(Objective): Write out all the entries word for word, but skip any images.
--------------------------------
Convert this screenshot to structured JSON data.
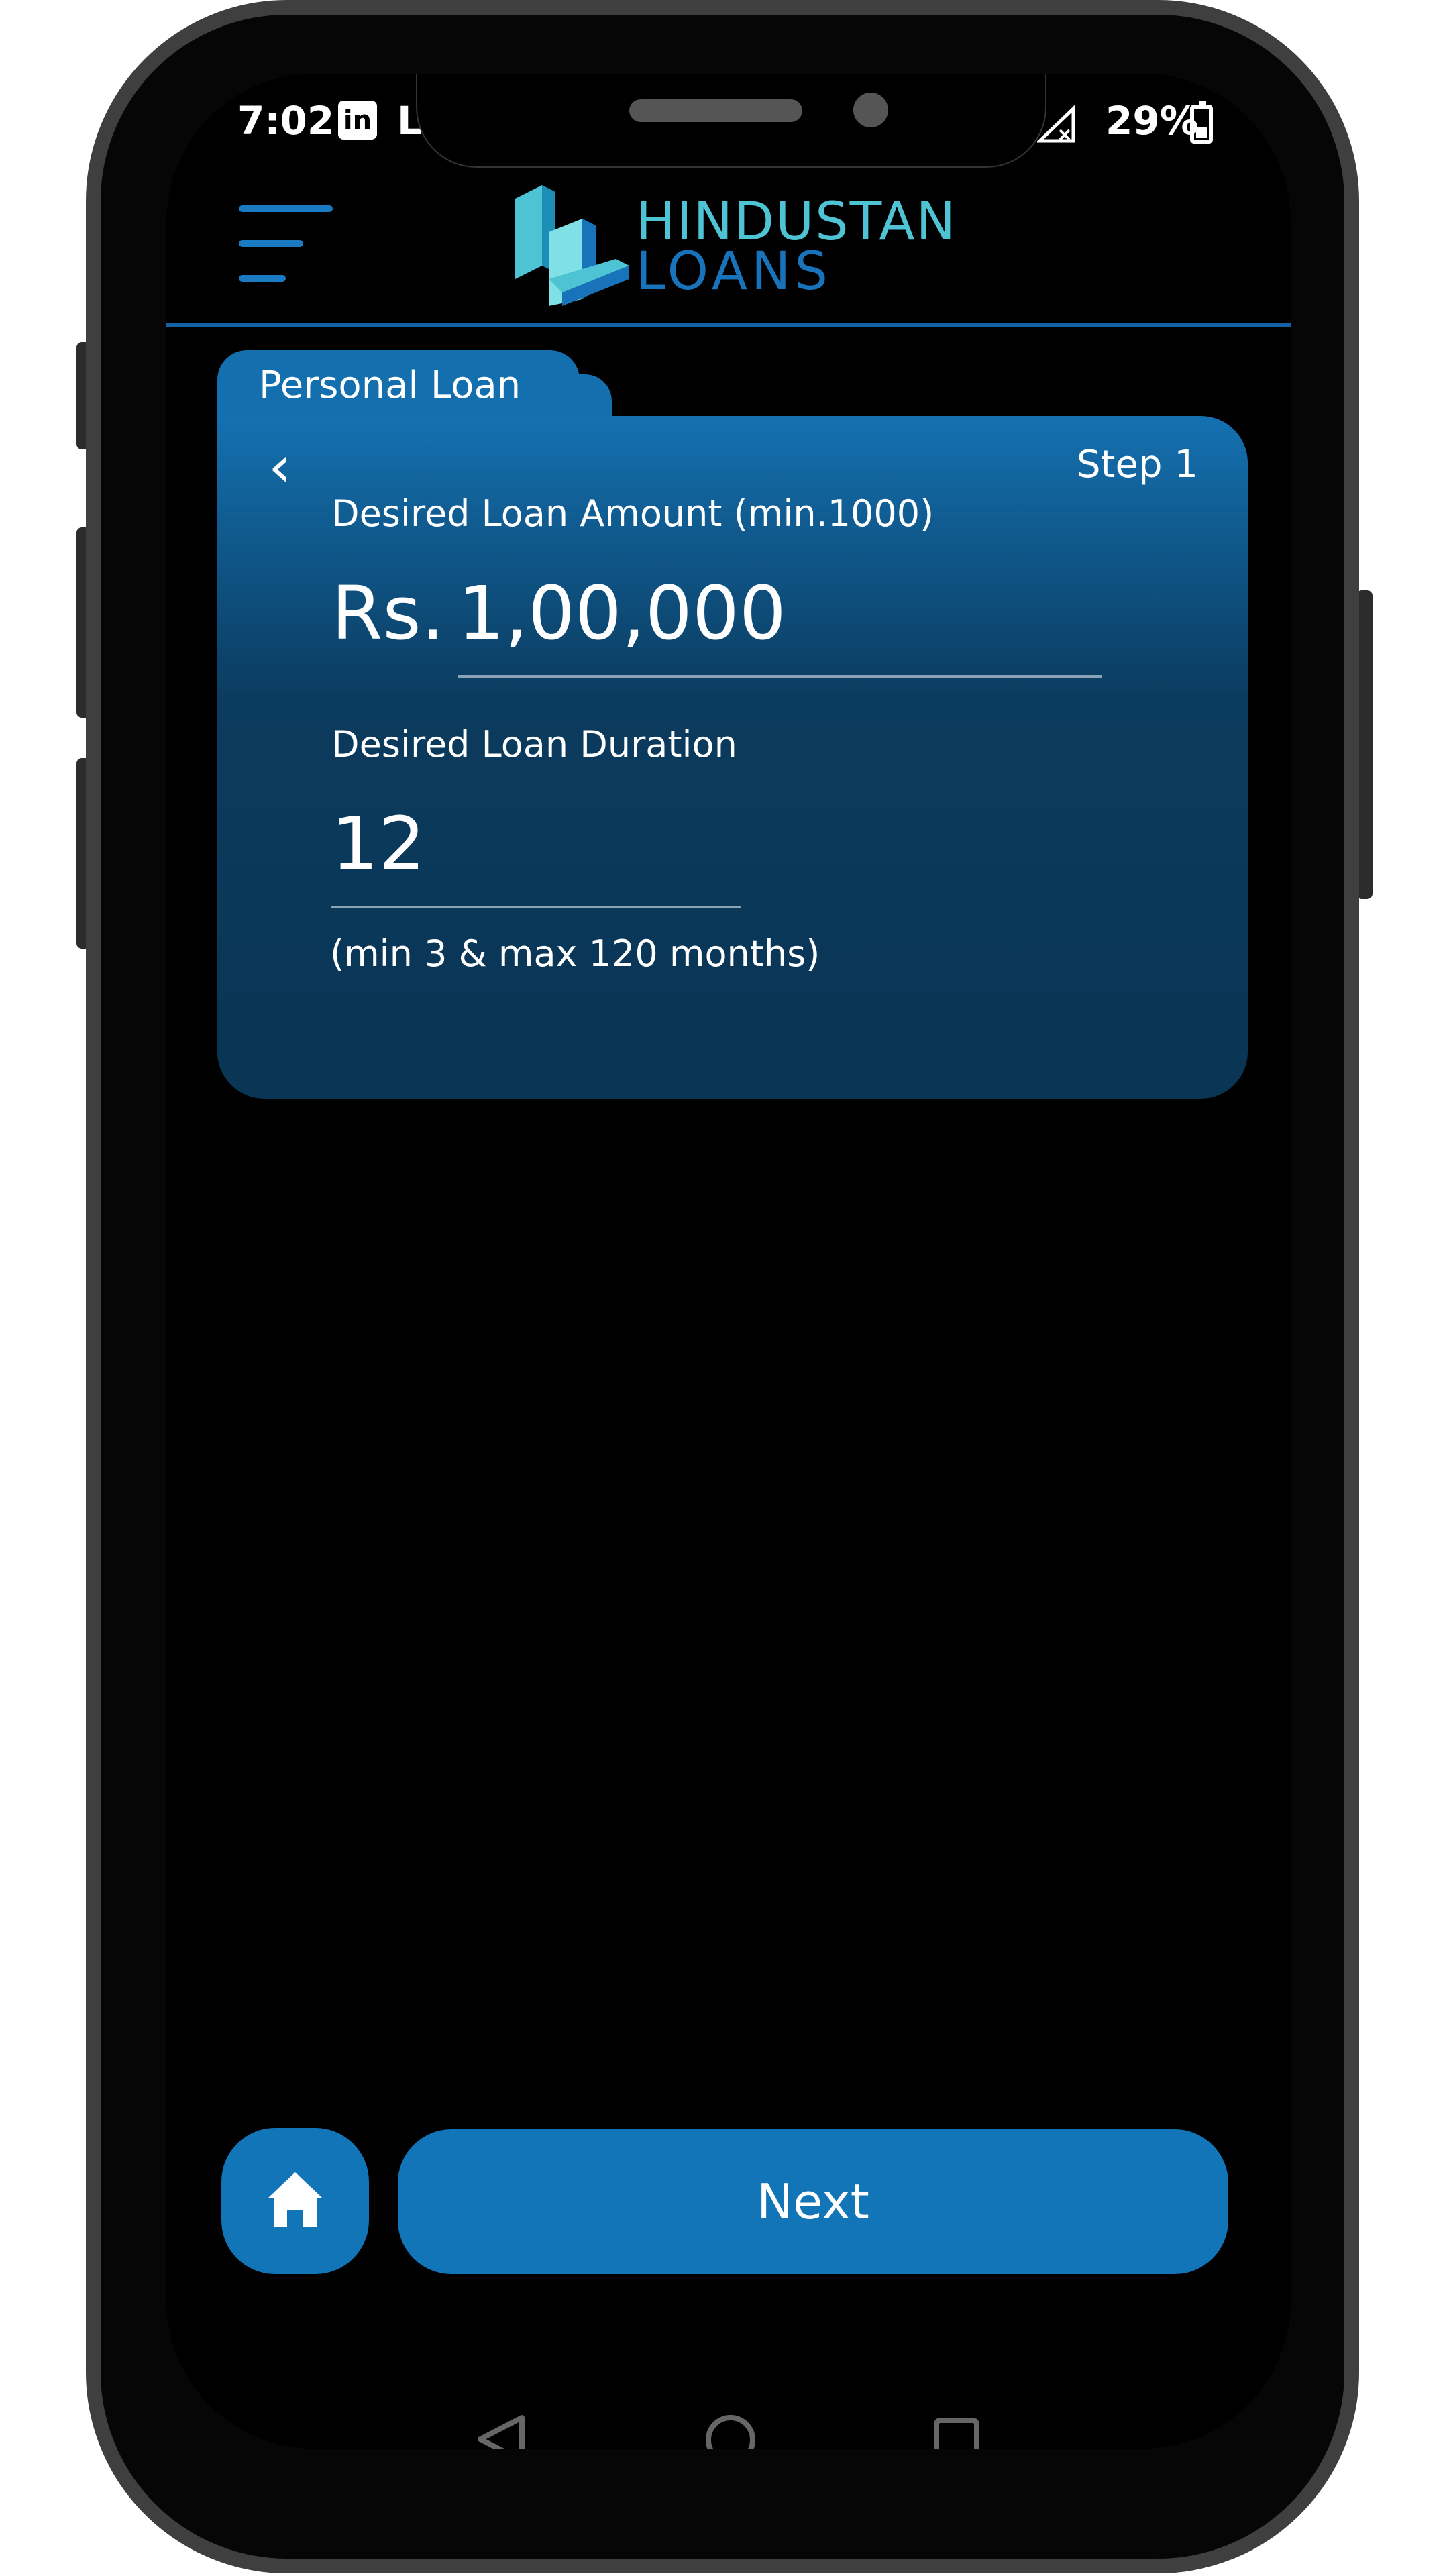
{
  "status_bar": {
    "time": "7:02",
    "linkedin_icon": "in",
    "app_fragment": "L",
    "battery": "29%"
  },
  "header": {
    "logo_line1": "HINDUSTAN",
    "logo_line2": "LOANS"
  },
  "card": {
    "tab_label": "Personal Loan",
    "step_label": "Step 1",
    "amount_label": "Desired Loan Amount (min.1000)",
    "currency_prefix": "Rs.",
    "amount_value": "1,00,000",
    "duration_label": "Desired Loan Duration",
    "duration_value": "12",
    "duration_hint": "(min 3 & max 120 months)"
  },
  "buttons": {
    "next_label": "Next"
  },
  "colors": {
    "accent": "#1275b8",
    "logo_cyan": "#4ec3d3",
    "logo_blue": "#1873bb"
  },
  "icons": {
    "menu": "menu-icon",
    "back": "chevron-left-icon",
    "home": "home-icon"
  }
}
--------------------------------
(Complete response):
Convert this screenshot to structured JSON data.
{
  "status_bar": {
    "time": "7:02",
    "linkedin_icon": "in",
    "app_fragment": "L",
    "battery": "29%"
  },
  "header": {
    "logo_line1": "HINDUSTAN",
    "logo_line2": "LOANS"
  },
  "card": {
    "tab_label": "Personal Loan",
    "step_label": "Step 1",
    "amount_label": "Desired Loan Amount (min.1000)",
    "currency_prefix": "Rs.",
    "amount_value": "1,00,000",
    "duration_label": "Desired Loan Duration",
    "duration_value": "12",
    "duration_hint": "(min 3 & max 120 months)"
  },
  "buttons": {
    "next_label": "Next"
  },
  "colors": {
    "accent": "#1275b8",
    "logo_cyan": "#4ec3d3",
    "logo_blue": "#1873bb"
  },
  "icons": {
    "menu": "menu-icon",
    "back": "chevron-left-icon",
    "home": "home-icon"
  }
}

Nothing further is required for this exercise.